Identify the lines that include the word "with", then copy all of them.

---- Dataset records

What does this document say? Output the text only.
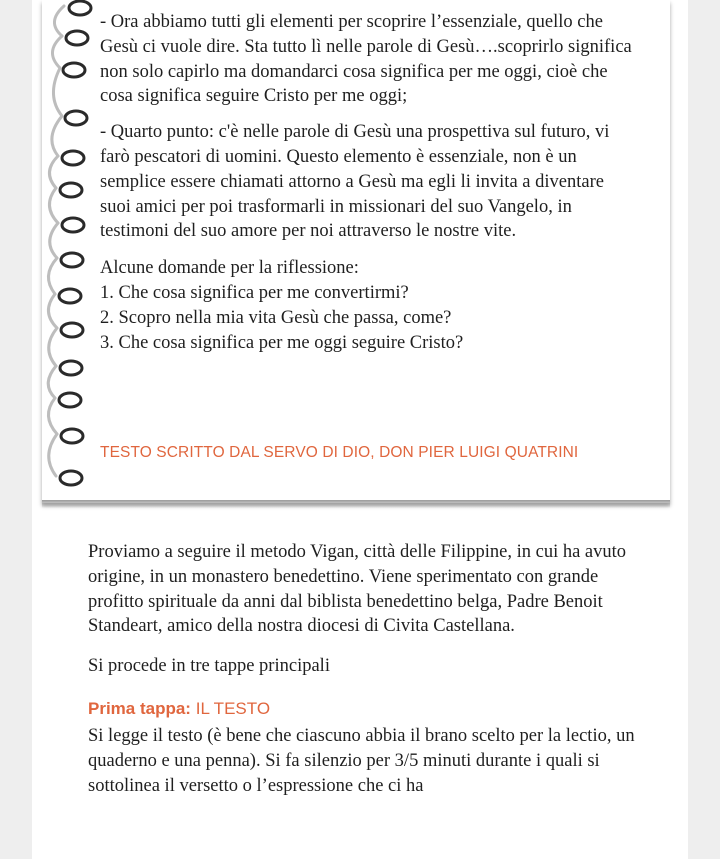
- Ora abbiamo tutti gli elementi per scoprire l’essenziale, quello che Gesù ci vuole dire. Sta tutto lì nelle parole di Gesù….scoprirlo significa non solo capirlo ma domandarci cosa significa per me oggi, cioè che cosa significa seguire Cristo per me oggi;

- Quarto punto: c'è nelle parole di Gesù una prospettiva sul futuro, vi farò pescatori di uomini. Questo elemento è essenziale, non è un semplice essere chiamati attorno a Gesù ma egli li invita a diventare suoi amici per poi trasformarli in missionari del suo Vangelo, in testimoni del suo amore per noi attraverso le nostre vite.

Alcune domande per la riflessione:

1. Che cosa significa per me convertirmi?

2. Scopro nella mia vita Gesù che passa, come?

3. Che cosa significa per me oggi seguire Cristo?

TESTO SCRITTO DAL SERVO DI DIO, DON PIER LUIGI QUATRINI

Proviamo a seguire il metodo Vigan, città delle Filippine, in cui ha avuto origine, in un monastero benedettino. Viene sperimentato con grande profitto spirituale da anni dal biblista benedettino belga, Padre Benoit Standeart, amico della nostra diocesi di Civita Castellana.

Si procede in tre tappe principali

Prima tappa: IL TESTO

Si legge il testo (è bene che ciascuno abbia il brano scelto per la lectio, un quaderno e una penna). Si fa silenzio per 3/5 minuti durante i quali si sottolinea il versetto o l’espressione che ci ha
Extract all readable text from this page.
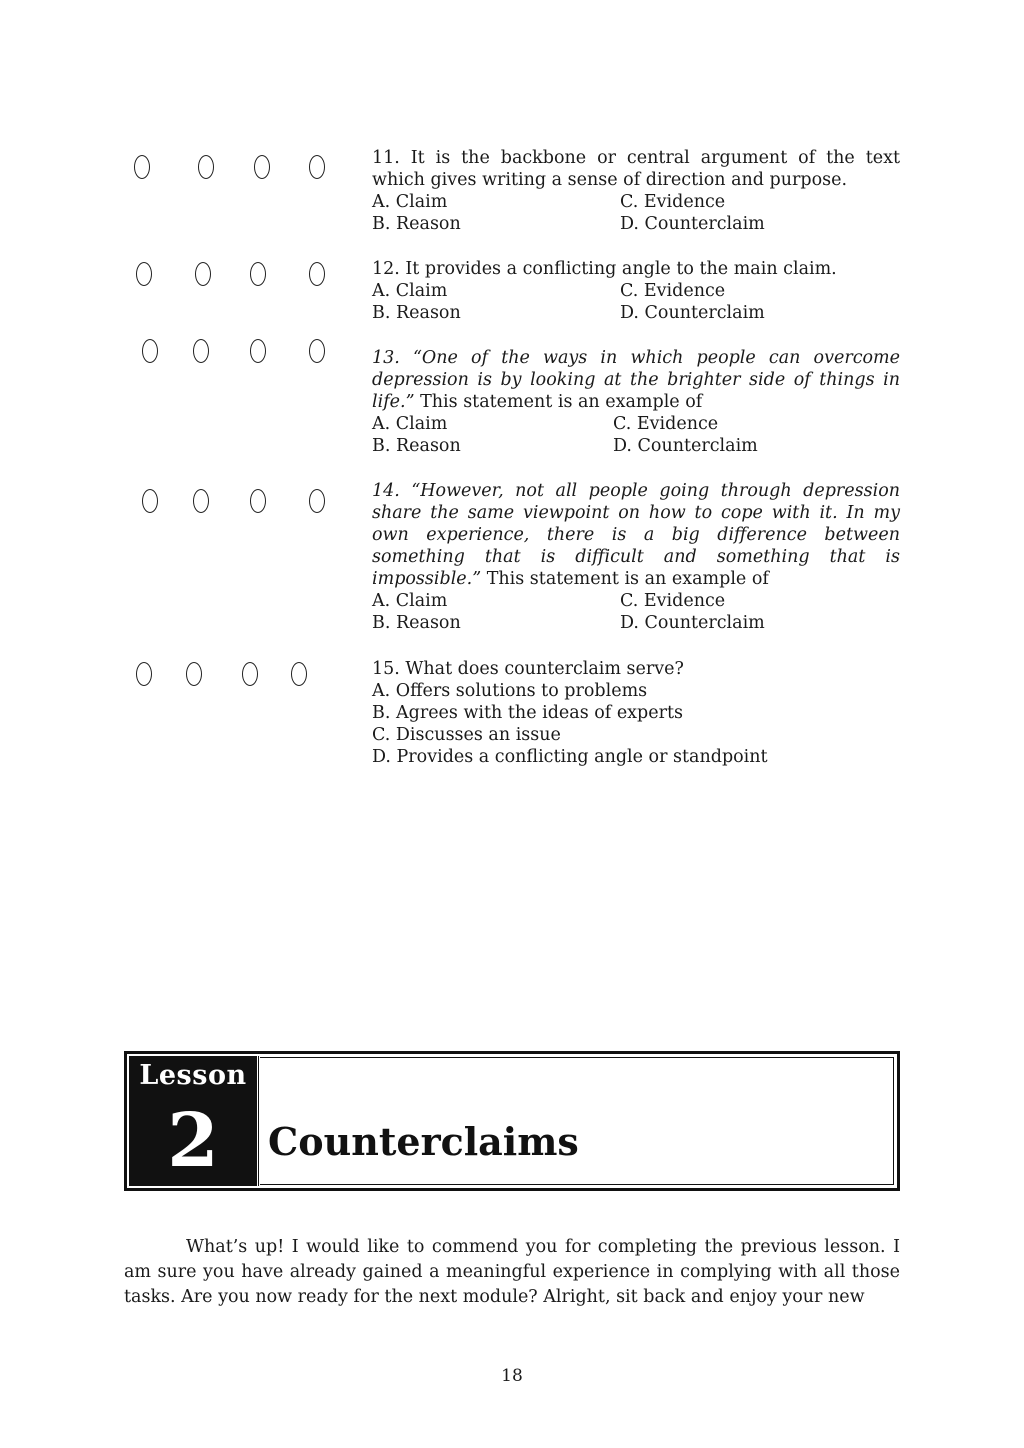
11. It is the backbone or central argument of the text which gives writing a sense of direction and purpose.

A. Claim	C. Evidence
B. Reason	D. Counterclaim

12. It provides a conflicting angle to the main claim.

A. Claim	C. Evidence
B. Reason	D. Counterclaim

13. “One of the ways in which people can overcome depression is by looking at the brighter side of things in life.” This statement is an example of

A. Claim	C. Evidence
B. Reason	D. Counterclaim

14. “However, not all people going through depression share the same viewpoint on how to cope with it. In my own experience, there is a big difference between something that is difficult and something that is impossible.” This statement is an example of

A. Claim	C. Evidence
B. Reason	D. Counterclaim

15. What does counterclaim serve?

A. Offers solutions to problems
B. Agrees with the ideas of experts
C. Discusses an issue
D. Provides a conflicting angle or standpoint
Lesson
2	Counterclaims

What’s up! I would like to commend you for completing the previous lesson. I am sure you have already gained a meaningful experience in complying with all those tasks. Are you now ready for the next module? Alright, sit back and enjoy your new

18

--------

> **Task answer**
14. “However, not all people going through depression share the same viewpoint on how to cope with it. In my own experience, there is a big difference between something that is difficult and something that is impossible.” This statement is an example of
B. Agrees with the ideas of experts
What’s up! I would like to commend you for completing the previous lesson. I am sure you have already gained a meaningful experience in complying with all those tasks. Are you now ready for the next module? Alright, sit back and enjoy your new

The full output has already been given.